Task statement — Identify the lines that contain the word "uses", then copy them.

** start **

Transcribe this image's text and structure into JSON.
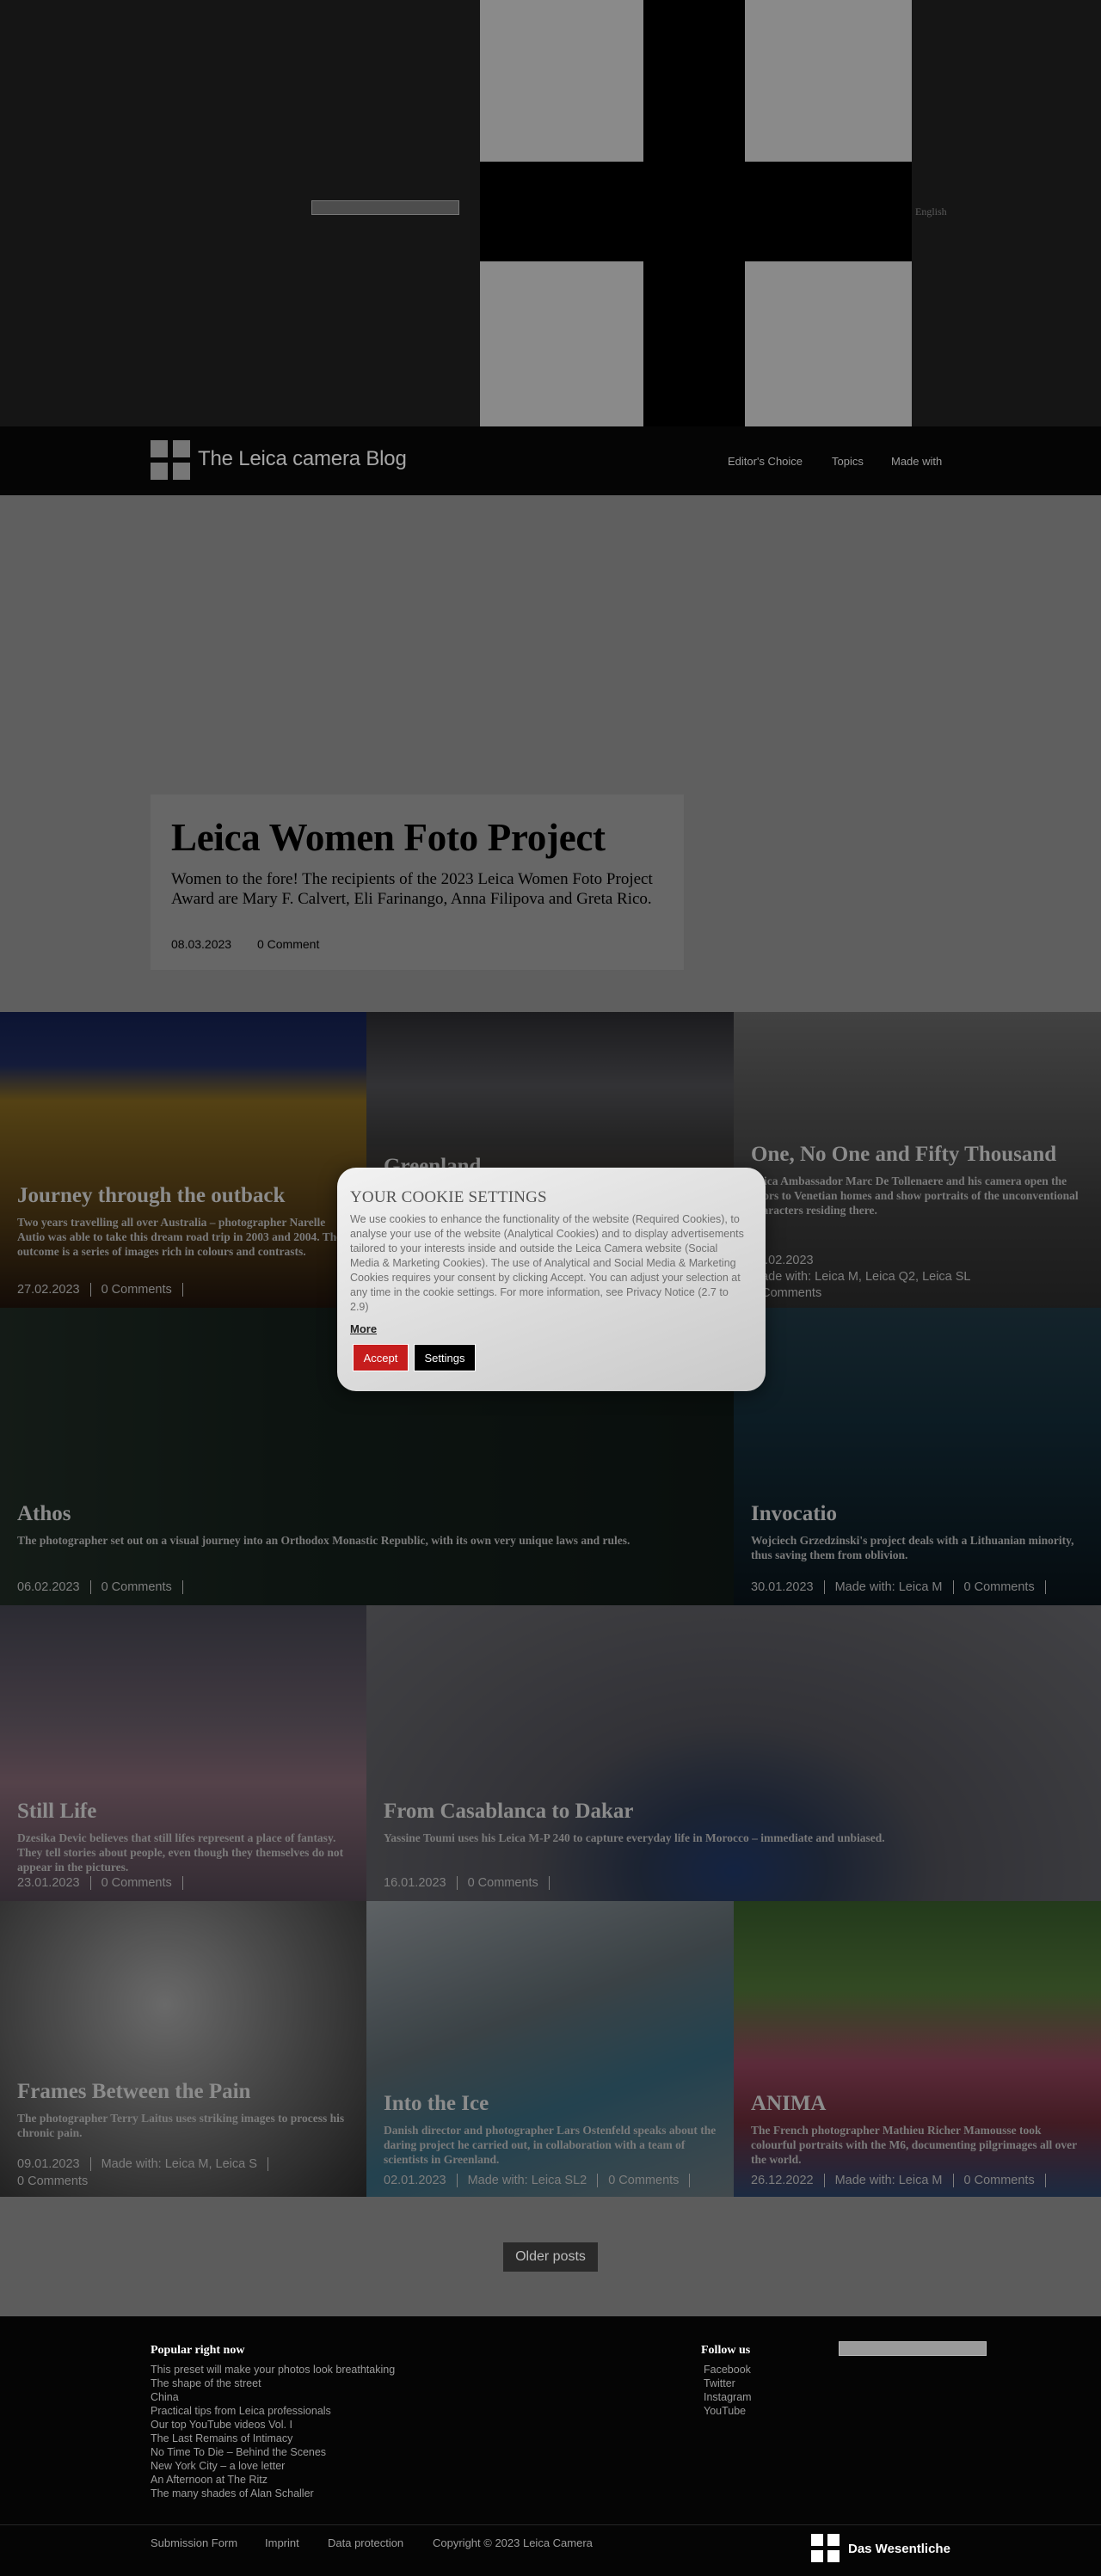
{
  "top": {
    "language_label": "English"
  },
  "header": {
    "site_title": "The Leica camera Blog",
    "nav": [
      "Editor's Choice",
      "Topics",
      "Made with"
    ]
  },
  "hero": {
    "title": "Leica Women Foto Project",
    "text": "Women to the fore! The recipients of the 2023 Leica Women Foto Project Award are Mary F. Calvert, Eli Farinango, Anna Filipova and Greta Rico.",
    "date": "08.03.2023",
    "comments": "0 Comment"
  },
  "posts": [
    {
      "title": "Journey through the outback",
      "text": "Two years travelling all over Australia – photographer Narelle Autio was able to take this dream road trip in 2003 and 2004. The outcome is a series of images rich in colours and contrasts.",
      "meta": [
        "27.02.2023",
        "0 Comments"
      ]
    },
    {
      "title": "Greenland",
      "text": "",
      "meta": []
    },
    {
      "title": "One, No One and Fifty Thousand",
      "text": "Leica Ambassador Marc De Tollenaere and his camera open the doors to Venetian homes and show portraits of the unconventional characters residing there.",
      "meta": [
        "20.02.2023",
        "Made with: Leica M, Leica Q2, Leica SL",
        "0 Comments"
      ]
    },
    {
      "title": "Athos",
      "text": "The photographer set out on a visual journey into an Orthodox Monastic Republic, with its own very unique laws and rules.",
      "meta": [
        "06.02.2023",
        "0 Comments"
      ]
    },
    {
      "title": "Invocatio",
      "text": "Wojciech Grzedzinski's project deals with a Lithuanian minority, thus saving them from oblivion.",
      "meta": [
        "30.01.2023",
        "Made with: Leica M",
        "0 Comments"
      ]
    },
    {
      "title": "Still Life",
      "text": "Dzesika Devic believes that still lifes represent a place of fantasy. They tell stories about people, even though they themselves do not appear in the pictures.",
      "meta": [
        "23.01.2023",
        "0 Comments"
      ]
    },
    {
      "title": "From Casablanca to Dakar",
      "text": "Yassine Toumi uses his Leica M-P 240 to capture everyday life in Morocco – immediate and unbiased.",
      "meta": [
        "16.01.2023",
        "0 Comments"
      ]
    },
    {
      "title": "Frames Between the Pain",
      "text": "The photographer Terry Laitus uses striking images to process his chronic pain.",
      "meta": [
        "09.01.2023",
        "Made with: Leica M, Leica S",
        "0 Comments"
      ]
    },
    {
      "title": "Into the Ice",
      "text": "Danish director and photographer Lars Ostenfeld speaks about the daring project he carried out, in collaboration with a team of scientists in Greenland.",
      "meta": [
        "02.01.2023",
        "Made with: Leica SL2",
        "0 Comments"
      ]
    },
    {
      "title": "ANIMA",
      "text": "The French photographer Mathieu Richer Mamousse took colourful portraits with the M6, documenting pilgrimages all over the world.",
      "meta": [
        "26.12.2022",
        "Made with: Leica M",
        "0 Comments"
      ]
    }
  ],
  "older_posts_label": "Older posts",
  "cookie": {
    "title": "YOUR COOKIE SETTINGS",
    "text": "We use cookies to enhance the functionality of the website (Required Cookies), to analyse your use of the website (Analytical Cookies) and to display advertisements tailored to your interests inside and outside the Leica Camera website (Social Media & Marketing Cookies). The use of Analytical and Social Media & Marketing Cookies requires your consent by clicking Accept. You can adjust your selection at any time in the cookie settings. For more information, see Privacy Notice (2.7 to 2.9)",
    "more": "More",
    "accept": "Accept",
    "settings": "Settings",
    "accept_color": "#c61d1d"
  },
  "footer": {
    "popular_heading": "Popular right now",
    "popular": [
      "This preset will make your photos look breathtaking",
      "The shape of the street",
      "China",
      "Practical tips from Leica professionals",
      "Our top YouTube videos Vol. I",
      "The Last Remains of Intimacy",
      "No Time To Die – Behind the Scenes",
      "New York City – a love letter",
      "An Afternoon at The Ritz",
      "The many shades of Alan Schaller"
    ],
    "follow_heading": "Follow us",
    "follow": [
      "Facebook",
      "Twitter",
      "Instagram",
      "YouTube"
    ],
    "links": [
      "Submission Form",
      "Imprint",
      "Data protection",
      "Copyright © 2023 Leica Camera"
    ],
    "brand": "Das Wesentliche"
  }
}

** end **

Full answer —
      "text": "Yassine Toumi uses his Leica M-P 240 to capture everyday life in Morocco – immediate and unbiased.",
      "text": "The photographer Terry Laitus uses striking images to process his chronic pain.",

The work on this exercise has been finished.